>> BEGIN SOURCE MATERIAL

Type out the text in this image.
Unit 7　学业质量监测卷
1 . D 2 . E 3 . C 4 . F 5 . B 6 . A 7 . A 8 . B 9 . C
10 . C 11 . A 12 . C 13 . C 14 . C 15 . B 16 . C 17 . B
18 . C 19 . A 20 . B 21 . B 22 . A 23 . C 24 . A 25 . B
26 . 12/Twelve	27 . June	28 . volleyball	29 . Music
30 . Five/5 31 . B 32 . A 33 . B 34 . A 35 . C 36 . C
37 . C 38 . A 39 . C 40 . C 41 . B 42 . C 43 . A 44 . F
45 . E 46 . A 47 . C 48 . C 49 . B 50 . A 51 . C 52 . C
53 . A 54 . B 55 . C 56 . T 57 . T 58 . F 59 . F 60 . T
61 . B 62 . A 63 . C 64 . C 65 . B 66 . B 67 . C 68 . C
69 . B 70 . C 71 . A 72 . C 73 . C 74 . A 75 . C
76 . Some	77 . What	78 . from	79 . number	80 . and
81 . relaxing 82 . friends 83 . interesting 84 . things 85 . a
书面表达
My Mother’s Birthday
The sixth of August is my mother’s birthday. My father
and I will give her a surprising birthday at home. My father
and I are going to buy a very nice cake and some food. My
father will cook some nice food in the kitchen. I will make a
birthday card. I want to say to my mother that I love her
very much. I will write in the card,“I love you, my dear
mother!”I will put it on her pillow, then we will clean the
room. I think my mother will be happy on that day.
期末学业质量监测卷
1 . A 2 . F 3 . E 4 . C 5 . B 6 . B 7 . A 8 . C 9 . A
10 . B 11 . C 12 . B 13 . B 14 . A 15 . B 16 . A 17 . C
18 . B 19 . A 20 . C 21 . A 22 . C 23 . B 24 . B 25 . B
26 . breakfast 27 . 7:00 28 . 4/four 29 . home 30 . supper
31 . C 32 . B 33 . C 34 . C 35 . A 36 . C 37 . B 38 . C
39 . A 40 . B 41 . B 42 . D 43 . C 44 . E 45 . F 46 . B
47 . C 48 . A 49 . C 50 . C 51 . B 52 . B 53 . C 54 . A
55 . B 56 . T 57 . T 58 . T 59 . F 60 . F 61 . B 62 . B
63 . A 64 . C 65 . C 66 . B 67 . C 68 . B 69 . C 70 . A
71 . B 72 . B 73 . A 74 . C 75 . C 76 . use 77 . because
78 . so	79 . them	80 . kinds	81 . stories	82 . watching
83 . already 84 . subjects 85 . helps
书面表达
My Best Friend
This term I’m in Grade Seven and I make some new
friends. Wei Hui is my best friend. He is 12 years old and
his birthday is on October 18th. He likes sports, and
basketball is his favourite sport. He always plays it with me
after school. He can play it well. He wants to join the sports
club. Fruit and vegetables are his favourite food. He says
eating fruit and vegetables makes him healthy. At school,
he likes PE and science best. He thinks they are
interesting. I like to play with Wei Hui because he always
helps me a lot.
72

>> END SOURCE MATERIAL

§ **WHAT IS ASKED**:
Leave out every line without the string "food" and copy the rest.

§ **REPLY**:
and I are going to buy a very nice cake and some food. My
father will cook some nice food in the kitchen. I will make a
club. Fruit and vegetables are his favourite food. He says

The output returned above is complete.